# Data to process start
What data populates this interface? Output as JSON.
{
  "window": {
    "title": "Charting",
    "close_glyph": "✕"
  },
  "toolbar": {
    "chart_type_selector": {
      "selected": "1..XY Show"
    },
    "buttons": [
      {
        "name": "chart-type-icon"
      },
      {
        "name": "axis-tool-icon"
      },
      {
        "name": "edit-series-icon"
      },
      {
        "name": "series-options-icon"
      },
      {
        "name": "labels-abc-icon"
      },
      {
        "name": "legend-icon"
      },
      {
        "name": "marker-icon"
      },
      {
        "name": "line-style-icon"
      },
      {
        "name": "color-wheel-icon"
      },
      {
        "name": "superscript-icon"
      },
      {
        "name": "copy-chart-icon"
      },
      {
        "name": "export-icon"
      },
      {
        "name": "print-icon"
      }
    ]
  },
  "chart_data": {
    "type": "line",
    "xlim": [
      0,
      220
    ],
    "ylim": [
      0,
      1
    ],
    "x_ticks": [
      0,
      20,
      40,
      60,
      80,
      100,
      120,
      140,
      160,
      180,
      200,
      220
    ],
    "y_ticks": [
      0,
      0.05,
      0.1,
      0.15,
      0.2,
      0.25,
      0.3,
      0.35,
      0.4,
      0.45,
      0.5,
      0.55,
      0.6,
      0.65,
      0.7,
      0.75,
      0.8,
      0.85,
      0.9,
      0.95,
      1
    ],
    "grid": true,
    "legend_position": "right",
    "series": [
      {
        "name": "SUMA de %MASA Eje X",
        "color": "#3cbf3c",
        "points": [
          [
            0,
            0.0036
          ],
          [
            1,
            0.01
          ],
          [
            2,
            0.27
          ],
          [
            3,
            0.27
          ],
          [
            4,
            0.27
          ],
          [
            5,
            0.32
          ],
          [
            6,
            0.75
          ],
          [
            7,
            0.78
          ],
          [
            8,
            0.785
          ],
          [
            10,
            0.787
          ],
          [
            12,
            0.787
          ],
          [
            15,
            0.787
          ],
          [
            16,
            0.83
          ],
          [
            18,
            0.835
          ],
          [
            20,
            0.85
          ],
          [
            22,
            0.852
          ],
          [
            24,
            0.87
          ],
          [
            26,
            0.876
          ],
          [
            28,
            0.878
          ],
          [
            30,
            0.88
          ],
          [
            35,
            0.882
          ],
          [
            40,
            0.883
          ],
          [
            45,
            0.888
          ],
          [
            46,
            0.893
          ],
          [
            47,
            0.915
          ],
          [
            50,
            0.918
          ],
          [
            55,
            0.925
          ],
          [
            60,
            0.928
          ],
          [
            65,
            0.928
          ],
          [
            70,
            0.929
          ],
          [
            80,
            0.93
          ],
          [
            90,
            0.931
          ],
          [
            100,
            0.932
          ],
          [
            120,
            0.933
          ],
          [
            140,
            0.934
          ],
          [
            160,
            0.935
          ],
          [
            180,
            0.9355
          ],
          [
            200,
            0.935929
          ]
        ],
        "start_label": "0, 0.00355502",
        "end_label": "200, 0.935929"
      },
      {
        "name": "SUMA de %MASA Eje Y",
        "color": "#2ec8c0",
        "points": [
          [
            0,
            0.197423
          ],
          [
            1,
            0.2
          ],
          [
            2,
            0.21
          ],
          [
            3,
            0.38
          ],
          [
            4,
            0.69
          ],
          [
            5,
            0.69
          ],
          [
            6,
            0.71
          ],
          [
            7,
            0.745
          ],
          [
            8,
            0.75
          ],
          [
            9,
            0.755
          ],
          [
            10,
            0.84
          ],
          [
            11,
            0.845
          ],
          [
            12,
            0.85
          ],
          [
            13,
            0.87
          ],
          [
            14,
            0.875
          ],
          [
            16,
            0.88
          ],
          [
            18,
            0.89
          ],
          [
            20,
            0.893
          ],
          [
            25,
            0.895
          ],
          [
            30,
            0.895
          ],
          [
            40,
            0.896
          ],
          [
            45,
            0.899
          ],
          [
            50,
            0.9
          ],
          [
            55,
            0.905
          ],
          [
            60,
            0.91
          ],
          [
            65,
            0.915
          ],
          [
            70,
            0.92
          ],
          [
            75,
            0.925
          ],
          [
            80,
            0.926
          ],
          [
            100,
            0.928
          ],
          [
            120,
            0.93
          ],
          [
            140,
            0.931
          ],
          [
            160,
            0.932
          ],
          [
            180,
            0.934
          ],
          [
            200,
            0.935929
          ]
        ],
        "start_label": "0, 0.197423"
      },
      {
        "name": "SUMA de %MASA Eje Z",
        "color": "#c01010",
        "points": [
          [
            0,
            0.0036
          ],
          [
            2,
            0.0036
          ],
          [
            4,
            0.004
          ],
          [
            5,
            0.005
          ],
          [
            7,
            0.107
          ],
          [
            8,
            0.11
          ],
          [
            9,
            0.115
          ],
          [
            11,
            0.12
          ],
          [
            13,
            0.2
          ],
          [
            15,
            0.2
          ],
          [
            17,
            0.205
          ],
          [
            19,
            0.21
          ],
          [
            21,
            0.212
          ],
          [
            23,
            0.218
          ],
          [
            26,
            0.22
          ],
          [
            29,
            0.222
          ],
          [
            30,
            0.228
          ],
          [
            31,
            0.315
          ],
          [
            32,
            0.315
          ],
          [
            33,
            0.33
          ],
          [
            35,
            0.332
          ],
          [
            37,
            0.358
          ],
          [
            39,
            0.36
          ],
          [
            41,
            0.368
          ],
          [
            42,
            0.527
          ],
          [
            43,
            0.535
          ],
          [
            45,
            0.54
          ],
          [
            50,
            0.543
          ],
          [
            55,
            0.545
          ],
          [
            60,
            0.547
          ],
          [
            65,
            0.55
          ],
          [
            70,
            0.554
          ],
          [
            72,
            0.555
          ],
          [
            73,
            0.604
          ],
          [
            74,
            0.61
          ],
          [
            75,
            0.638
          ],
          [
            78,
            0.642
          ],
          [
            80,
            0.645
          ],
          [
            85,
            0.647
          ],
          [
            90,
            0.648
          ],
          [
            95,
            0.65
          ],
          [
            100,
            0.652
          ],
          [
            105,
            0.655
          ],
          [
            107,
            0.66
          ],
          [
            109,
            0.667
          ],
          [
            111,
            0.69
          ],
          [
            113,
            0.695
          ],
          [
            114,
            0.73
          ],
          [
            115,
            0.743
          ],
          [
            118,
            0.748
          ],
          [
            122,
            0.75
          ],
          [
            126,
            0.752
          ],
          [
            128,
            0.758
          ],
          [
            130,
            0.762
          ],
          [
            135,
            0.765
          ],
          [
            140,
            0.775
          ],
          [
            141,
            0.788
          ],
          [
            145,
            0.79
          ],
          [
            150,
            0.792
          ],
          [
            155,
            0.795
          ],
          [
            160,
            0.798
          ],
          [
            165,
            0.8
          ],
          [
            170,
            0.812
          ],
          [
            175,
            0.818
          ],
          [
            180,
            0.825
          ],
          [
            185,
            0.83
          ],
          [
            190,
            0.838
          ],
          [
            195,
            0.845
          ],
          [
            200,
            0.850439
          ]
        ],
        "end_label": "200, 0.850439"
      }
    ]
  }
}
# Data to process end
● Exercise task
Repeat all of the records above exactly as written.

● Complete answer
What data populates this interface? Output as JSON.
{
  "window": {
    "title": "Charting",
    "close_glyph": "✕"
  },
  "toolbar": {
    "chart_type_selector": {
      "selected": "1..XY Show"
    },
    "buttons": [
      {
        "name": "chart-type-icon"
      },
      {
        "name": "axis-tool-icon"
      },
      {
        "name": "edit-series-icon"
      },
      {
        "name": "series-options-icon"
      },
      {
        "name": "labels-abc-icon"
      },
      {
        "name": "legend-icon"
      },
      {
        "name": "marker-icon"
      },
      {
        "name": "line-style-icon"
      },
      {
        "name": "color-wheel-icon"
      },
      {
        "name": "superscript-icon"
      },
      {
        "name": "copy-chart-icon"
      },
      {
        "name": "export-icon"
      },
      {
        "name": "print-icon"
      }
    ]
  },
  "chart_data": {
    "type": "line",
    "xlim": [
      0,
      220
    ],
    "ylim": [
      0,
      1
    ],
    "x_ticks": [
      0,
      20,
      40,
      60,
      80,
      100,
      120,
      140,
      160,
      180,
      200,
      220
    ],
    "y_ticks": [
      0,
      0.05,
      0.1,
      0.15,
      0.2,
      0.25,
      0.3,
      0.35,
      0.4,
      0.45,
      0.5,
      0.55,
      0.6,
      0.65,
      0.7,
      0.75,
      0.8,
      0.85,
      0.9,
      0.95,
      1
    ],
    "grid": true,
    "legend_position": "right",
    "series": [
      {
        "name": "SUMA de %MASA Eje X",
        "color": "#3cbf3c",
        "points": [
          [
            0,
            0.0036
          ],
          [
            1,
            0.01
          ],
          [
            2,
            0.27
          ],
          [
            3,
            0.27
          ],
          [
            4,
            0.27
          ],
          [
            5,
            0.32
          ],
          [
            6,
            0.75
          ],
          [
            7,
            0.78
          ],
          [
            8,
            0.785
          ],
          [
            10,
            0.787
          ],
          [
            12,
            0.787
          ],
          [
            15,
            0.787
          ],
          [
            16,
            0.83
          ],
          [
            18,
            0.835
          ],
          [
            20,
            0.85
          ],
          [
            22,
            0.852
          ],
          [
            24,
            0.87
          ],
          [
            26,
            0.876
          ],
          [
            28,
            0.878
          ],
          [
            30,
            0.88
          ],
          [
            35,
            0.882
          ],
          [
            40,
            0.883
          ],
          [
            45,
            0.888
          ],
          [
            46,
            0.893
          ],
          [
            47,
            0.915
          ],
          [
            50,
            0.918
          ],
          [
            55,
            0.925
          ],
          [
            60,
            0.928
          ],
          [
            65,
            0.928
          ],
          [
            70,
            0.929
          ],
          [
            80,
            0.93
          ],
          [
            90,
            0.931
          ],
          [
            100,
            0.932
          ],
          [
            120,
            0.933
          ],
          [
            140,
            0.934
          ],
          [
            160,
            0.935
          ],
          [
            180,
            0.9355
          ],
          [
            200,
            0.935929
          ]
        ],
        "start_label": "0, 0.00355502",
        "end_label": "200, 0.935929"
      },
      {
        "name": "SUMA de %MASA Eje Y",
        "color": "#2ec8c0",
        "points": [
          [
            0,
            0.197423
          ],
          [
            1,
            0.2
          ],
          [
            2,
            0.21
          ],
          [
            3,
            0.38
          ],
          [
            4,
            0.69
          ],
          [
            5,
            0.69
          ],
          [
            6,
            0.71
          ],
          [
            7,
            0.745
          ],
          [
            8,
            0.75
          ],
          [
            9,
            0.755
          ],
          [
            10,
            0.84
          ],
          [
            11,
            0.845
          ],
          [
            12,
            0.85
          ],
          [
            13,
            0.87
          ],
          [
            14,
            0.875
          ],
          [
            16,
            0.88
          ],
          [
            18,
            0.89
          ],
          [
            20,
            0.893
          ],
          [
            25,
            0.895
          ],
          [
            30,
            0.895
          ],
          [
            40,
            0.896
          ],
          [
            45,
            0.899
          ],
          [
            50,
            0.9
          ],
          [
            55,
            0.905
          ],
          [
            60,
            0.91
          ],
          [
            65,
            0.915
          ],
          [
            70,
            0.92
          ],
          [
            75,
            0.925
          ],
          [
            80,
            0.926
          ],
          [
            100,
            0.928
          ],
          [
            120,
            0.93
          ],
          [
            140,
            0.931
          ],
          [
            160,
            0.932
          ],
          [
            180,
            0.934
          ],
          [
            200,
            0.935929
          ]
        ],
        "start_label": "0, 0.197423"
      },
      {
        "name": "SUMA de %MASA Eje Z",
        "color": "#c01010",
        "points": [
          [
            0,
            0.0036
          ],
          [
            2,
            0.0036
          ],
          [
            4,
            0.004
          ],
          [
            5,
            0.005
          ],
          [
            7,
            0.107
          ],
          [
            8,
            0.11
          ],
          [
            9,
            0.115
          ],
          [
            11,
            0.12
          ],
          [
            13,
            0.2
          ],
          [
            15,
            0.2
          ],
          [
            17,
            0.205
          ],
          [
            19,
            0.21
          ],
          [
            21,
            0.212
          ],
          [
            23,
            0.218
          ],
          [
            26,
            0.22
          ],
          [
            29,
            0.222
          ],
          [
            30,
            0.228
          ],
          [
            31,
            0.315
          ],
          [
            32,
            0.315
          ],
          [
            33,
            0.33
          ],
          [
            35,
            0.332
          ],
          [
            37,
            0.358
          ],
          [
            39,
            0.36
          ],
          [
            41,
            0.368
          ],
          [
            42,
            0.527
          ],
          [
            43,
            0.535
          ],
          [
            45,
            0.54
          ],
          [
            50,
            0.543
          ],
          [
            55,
            0.545
          ],
          [
            60,
            0.547
          ],
          [
            65,
            0.55
          ],
          [
            70,
            0.554
          ],
          [
            72,
            0.555
          ],
          [
            73,
            0.604
          ],
          [
            74,
            0.61
          ],
          [
            75,
            0.638
          ],
          [
            78,
            0.642
          ],
          [
            80,
            0.645
          ],
          [
            85,
            0.647
          ],
          [
            90,
            0.648
          ],
          [
            95,
            0.65
          ],
          [
            100,
            0.652
          ],
          [
            105,
            0.655
          ],
          [
            107,
            0.66
          ],
          [
            109,
            0.667
          ],
          [
            111,
            0.69
          ],
          [
            113,
            0.695
          ],
          [
            114,
            0.73
          ],
          [
            115,
            0.743
          ],
          [
            118,
            0.748
          ],
          [
            122,
            0.75
          ],
          [
            126,
            0.752
          ],
          [
            128,
            0.758
          ],
          [
            130,
            0.762
          ],
          [
            135,
            0.765
          ],
          [
            140,
            0.775
          ],
          [
            141,
            0.788
          ],
          [
            145,
            0.79
          ],
          [
            150,
            0.792
          ],
          [
            155,
            0.795
          ],
          [
            160,
            0.798
          ],
          [
            165,
            0.8
          ],
          [
            170,
            0.812
          ],
          [
            175,
            0.818
          ],
          [
            180,
            0.825
          ],
          [
            185,
            0.83
          ],
          [
            190,
            0.838
          ],
          [
            195,
            0.845
          ],
          [
            200,
            0.850439
          ]
        ],
        "end_label": "200, 0.850439"
      }
    ]
  }
}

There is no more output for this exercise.